- _DATA FOR THE TASK_:
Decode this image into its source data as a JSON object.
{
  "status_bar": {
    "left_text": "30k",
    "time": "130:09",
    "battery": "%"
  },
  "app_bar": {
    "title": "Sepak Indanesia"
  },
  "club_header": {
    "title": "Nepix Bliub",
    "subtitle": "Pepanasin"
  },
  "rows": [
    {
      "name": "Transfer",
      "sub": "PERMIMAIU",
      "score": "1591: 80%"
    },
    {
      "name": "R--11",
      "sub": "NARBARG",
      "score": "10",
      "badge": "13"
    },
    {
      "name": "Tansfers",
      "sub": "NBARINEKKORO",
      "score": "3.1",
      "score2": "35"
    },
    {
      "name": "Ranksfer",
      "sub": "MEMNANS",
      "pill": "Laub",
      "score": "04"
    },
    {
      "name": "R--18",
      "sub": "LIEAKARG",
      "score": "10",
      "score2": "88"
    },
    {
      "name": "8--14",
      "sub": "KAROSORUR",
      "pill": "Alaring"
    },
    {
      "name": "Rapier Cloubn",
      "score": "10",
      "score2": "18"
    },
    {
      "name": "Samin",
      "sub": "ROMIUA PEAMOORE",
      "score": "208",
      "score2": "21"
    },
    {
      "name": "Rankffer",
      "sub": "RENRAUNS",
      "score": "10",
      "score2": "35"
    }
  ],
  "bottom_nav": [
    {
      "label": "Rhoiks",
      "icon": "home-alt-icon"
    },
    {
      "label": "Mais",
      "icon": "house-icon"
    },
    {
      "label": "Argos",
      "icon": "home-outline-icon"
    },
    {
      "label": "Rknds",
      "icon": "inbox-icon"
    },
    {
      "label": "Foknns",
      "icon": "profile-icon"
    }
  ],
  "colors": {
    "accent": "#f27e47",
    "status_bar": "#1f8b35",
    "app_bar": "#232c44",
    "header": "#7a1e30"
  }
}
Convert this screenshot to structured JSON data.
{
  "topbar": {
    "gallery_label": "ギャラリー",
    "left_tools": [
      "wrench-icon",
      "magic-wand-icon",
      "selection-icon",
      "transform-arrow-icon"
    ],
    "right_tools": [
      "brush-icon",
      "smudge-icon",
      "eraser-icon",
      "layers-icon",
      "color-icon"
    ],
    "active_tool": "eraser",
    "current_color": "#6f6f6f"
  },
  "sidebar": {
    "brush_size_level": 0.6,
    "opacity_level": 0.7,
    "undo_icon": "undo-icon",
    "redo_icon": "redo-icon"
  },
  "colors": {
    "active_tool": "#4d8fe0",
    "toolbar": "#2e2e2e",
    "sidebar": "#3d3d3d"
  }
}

- _GOAL_:
Count how many lines include the string "this". Nothing but the number is needed.

- _TASK ANSWER_:
2